GOAL.
Using the records below, locate all lines containing "Display" and return them.

EXERCISE MATERIALS.
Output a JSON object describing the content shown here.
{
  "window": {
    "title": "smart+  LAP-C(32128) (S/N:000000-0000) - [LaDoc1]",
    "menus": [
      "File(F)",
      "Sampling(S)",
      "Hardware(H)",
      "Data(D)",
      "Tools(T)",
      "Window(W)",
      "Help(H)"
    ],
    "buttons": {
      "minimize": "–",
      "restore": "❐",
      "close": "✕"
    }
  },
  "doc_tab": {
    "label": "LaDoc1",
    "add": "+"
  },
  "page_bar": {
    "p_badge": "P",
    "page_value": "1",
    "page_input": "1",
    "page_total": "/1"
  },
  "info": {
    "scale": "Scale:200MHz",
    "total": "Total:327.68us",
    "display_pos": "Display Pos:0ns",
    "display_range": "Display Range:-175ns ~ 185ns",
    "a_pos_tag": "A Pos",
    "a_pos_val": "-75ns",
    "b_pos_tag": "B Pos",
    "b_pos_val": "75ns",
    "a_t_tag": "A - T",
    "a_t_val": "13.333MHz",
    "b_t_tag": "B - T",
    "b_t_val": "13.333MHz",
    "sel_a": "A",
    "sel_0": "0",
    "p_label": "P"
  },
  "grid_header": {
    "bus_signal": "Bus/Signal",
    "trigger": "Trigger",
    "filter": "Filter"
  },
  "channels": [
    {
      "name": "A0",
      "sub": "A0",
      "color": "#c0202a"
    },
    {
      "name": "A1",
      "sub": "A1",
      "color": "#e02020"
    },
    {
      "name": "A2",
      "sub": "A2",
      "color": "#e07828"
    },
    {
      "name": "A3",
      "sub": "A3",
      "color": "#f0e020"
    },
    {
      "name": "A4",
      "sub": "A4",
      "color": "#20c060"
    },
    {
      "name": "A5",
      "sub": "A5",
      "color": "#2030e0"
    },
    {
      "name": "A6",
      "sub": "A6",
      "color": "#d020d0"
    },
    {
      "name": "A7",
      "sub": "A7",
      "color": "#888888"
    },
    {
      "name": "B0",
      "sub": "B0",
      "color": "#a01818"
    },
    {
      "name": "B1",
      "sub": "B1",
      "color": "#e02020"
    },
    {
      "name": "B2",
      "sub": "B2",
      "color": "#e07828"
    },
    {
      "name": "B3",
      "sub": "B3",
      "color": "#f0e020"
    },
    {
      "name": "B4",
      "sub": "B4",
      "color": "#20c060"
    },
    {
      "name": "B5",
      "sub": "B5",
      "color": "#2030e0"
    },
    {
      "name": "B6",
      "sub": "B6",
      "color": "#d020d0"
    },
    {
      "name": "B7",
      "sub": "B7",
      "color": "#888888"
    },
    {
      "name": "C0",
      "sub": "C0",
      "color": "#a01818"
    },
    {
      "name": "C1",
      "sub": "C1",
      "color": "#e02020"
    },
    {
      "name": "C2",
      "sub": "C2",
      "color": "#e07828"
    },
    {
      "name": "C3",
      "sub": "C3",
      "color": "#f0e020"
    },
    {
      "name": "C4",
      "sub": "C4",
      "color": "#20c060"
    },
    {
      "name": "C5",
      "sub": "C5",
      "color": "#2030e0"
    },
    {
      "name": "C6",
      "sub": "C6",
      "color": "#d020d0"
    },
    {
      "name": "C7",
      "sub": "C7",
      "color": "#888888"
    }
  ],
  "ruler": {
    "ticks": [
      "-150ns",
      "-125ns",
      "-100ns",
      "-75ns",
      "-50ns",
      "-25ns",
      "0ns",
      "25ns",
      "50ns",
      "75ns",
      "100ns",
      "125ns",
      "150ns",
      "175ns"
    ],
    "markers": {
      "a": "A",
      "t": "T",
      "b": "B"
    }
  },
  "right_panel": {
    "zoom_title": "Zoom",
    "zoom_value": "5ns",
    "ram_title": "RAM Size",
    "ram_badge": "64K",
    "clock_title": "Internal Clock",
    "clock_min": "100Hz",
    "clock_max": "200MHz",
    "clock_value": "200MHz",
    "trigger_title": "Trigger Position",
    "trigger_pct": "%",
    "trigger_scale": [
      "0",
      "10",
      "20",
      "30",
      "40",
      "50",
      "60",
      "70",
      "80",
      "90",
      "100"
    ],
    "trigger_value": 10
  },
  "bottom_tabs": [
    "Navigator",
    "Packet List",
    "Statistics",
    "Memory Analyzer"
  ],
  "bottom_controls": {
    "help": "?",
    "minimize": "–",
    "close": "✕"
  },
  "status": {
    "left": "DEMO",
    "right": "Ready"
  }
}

TASK RESPONSE.
    "display_pos": "Display Pos:0ns",
    "display_range": "Display Range:-175ns ~ 185ns",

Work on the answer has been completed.